### DIRECTIONS FOR THIS TASK
Count the lines that hold the string "ylabel". Reply with the number alone.

### MATERIALS PROVIDED
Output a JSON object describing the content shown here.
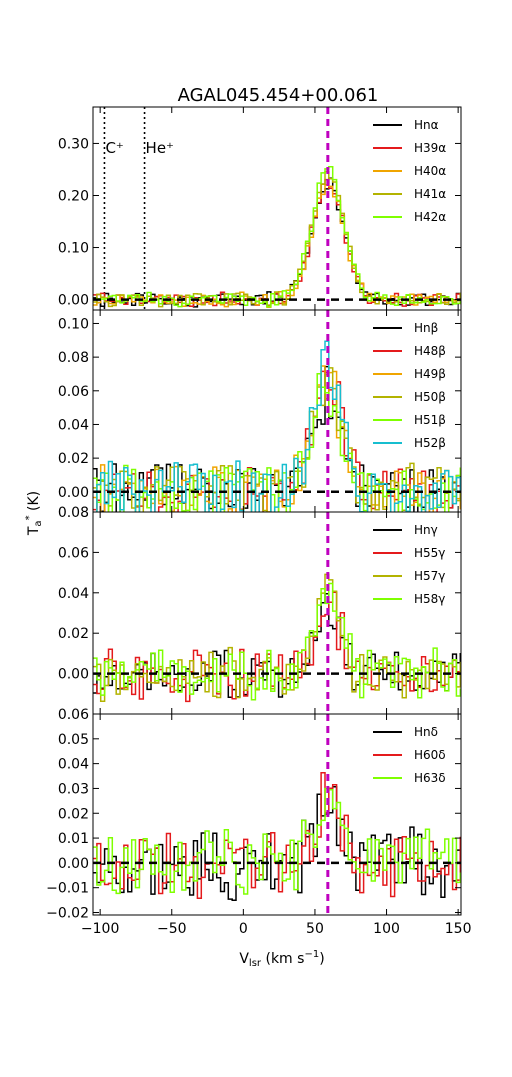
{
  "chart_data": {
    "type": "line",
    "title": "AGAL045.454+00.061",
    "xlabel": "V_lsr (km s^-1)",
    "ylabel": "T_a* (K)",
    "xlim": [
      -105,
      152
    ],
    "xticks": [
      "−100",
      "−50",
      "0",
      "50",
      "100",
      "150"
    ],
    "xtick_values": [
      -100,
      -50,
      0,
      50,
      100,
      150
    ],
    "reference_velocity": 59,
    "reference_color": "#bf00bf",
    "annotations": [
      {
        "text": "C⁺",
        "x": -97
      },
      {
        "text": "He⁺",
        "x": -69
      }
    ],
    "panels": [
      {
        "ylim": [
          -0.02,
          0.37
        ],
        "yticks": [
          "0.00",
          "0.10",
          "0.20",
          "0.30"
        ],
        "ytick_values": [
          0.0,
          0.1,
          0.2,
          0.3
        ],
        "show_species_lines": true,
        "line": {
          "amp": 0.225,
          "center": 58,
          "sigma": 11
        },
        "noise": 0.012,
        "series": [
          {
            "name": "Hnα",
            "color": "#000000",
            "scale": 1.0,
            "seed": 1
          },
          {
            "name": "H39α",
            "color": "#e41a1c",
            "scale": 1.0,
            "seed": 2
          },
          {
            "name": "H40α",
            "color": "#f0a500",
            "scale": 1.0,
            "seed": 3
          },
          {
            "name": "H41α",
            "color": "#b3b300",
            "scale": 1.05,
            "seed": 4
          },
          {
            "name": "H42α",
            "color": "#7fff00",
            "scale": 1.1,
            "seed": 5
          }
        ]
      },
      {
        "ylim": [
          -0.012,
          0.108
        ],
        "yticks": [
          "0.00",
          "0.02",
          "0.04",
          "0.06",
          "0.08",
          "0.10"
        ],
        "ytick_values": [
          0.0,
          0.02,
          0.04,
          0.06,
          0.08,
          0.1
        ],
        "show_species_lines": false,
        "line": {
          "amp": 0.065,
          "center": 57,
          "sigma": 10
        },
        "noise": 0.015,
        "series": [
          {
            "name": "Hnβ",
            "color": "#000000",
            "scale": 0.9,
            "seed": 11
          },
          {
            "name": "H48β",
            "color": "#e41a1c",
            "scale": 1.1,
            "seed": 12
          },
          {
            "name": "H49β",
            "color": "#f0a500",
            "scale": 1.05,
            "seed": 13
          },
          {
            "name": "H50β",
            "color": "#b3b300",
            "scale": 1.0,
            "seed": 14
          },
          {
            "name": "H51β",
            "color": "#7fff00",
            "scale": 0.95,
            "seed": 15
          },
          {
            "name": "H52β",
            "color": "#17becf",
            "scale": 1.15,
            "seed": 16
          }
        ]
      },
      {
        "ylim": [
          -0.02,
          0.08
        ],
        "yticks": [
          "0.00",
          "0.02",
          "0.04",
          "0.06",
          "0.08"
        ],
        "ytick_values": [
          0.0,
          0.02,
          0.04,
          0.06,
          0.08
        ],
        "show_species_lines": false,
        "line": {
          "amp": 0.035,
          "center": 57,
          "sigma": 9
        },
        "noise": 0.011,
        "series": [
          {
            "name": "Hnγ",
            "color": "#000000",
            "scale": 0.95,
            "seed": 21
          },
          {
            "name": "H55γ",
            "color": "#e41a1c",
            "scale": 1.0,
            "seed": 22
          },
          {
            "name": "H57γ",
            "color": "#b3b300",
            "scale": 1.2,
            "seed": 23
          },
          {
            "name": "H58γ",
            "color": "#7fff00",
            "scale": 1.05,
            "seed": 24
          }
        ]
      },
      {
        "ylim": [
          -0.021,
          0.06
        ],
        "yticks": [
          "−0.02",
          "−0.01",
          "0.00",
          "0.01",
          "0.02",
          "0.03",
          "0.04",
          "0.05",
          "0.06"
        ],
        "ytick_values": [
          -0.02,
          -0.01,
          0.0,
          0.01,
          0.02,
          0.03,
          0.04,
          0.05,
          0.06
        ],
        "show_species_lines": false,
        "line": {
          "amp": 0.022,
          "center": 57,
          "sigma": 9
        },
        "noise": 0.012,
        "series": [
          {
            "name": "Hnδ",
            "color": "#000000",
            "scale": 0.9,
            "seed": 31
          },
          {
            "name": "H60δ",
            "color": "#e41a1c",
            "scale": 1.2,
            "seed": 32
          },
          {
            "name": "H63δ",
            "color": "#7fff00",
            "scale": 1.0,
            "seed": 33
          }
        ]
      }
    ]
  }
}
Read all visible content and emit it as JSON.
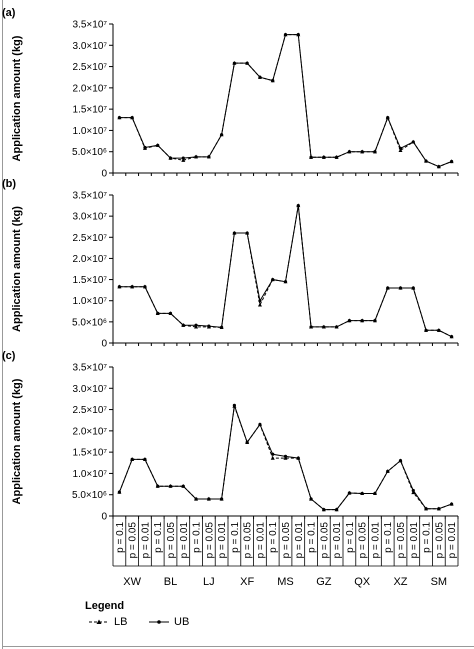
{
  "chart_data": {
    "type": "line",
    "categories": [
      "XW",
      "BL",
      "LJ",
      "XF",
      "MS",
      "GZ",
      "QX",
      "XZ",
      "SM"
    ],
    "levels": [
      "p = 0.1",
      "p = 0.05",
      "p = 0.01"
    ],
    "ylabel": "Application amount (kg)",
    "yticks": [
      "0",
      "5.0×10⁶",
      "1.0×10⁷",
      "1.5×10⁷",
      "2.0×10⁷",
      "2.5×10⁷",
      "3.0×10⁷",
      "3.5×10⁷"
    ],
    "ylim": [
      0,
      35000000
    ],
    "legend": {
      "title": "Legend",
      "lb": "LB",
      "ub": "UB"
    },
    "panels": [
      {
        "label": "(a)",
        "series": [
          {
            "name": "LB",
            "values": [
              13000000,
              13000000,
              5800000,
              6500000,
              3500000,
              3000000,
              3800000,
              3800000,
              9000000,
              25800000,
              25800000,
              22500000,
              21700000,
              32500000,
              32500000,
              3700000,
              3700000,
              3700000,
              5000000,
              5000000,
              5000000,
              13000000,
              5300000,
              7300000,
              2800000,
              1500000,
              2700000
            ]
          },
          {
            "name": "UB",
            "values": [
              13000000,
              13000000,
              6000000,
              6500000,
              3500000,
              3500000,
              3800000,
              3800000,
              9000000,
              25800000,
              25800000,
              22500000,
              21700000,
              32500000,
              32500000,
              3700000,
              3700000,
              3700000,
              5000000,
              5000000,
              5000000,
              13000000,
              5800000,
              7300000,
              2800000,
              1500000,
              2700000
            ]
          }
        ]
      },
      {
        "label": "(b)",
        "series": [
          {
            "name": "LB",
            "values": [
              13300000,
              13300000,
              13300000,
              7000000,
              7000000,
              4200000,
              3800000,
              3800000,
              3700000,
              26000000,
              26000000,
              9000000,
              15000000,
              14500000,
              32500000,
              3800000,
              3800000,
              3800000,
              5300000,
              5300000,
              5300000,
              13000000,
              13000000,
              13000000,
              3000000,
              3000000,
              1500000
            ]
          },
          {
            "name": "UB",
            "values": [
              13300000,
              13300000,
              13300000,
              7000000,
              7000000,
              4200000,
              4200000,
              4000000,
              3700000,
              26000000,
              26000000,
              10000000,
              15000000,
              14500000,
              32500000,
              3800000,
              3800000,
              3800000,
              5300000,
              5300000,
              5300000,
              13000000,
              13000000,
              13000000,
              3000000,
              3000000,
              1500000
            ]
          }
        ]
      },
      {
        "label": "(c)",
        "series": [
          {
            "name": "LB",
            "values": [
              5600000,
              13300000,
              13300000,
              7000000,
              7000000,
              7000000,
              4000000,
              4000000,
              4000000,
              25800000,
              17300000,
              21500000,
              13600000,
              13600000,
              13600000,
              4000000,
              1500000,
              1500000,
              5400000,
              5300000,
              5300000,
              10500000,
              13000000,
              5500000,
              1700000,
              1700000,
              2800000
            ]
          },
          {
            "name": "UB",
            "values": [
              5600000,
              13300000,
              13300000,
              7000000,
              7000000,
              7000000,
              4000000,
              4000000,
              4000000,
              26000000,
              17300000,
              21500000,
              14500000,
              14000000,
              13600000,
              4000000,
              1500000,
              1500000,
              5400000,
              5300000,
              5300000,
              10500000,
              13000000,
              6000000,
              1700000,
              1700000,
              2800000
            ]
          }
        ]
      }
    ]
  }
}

### RESULT OF THIS EXERCISE
2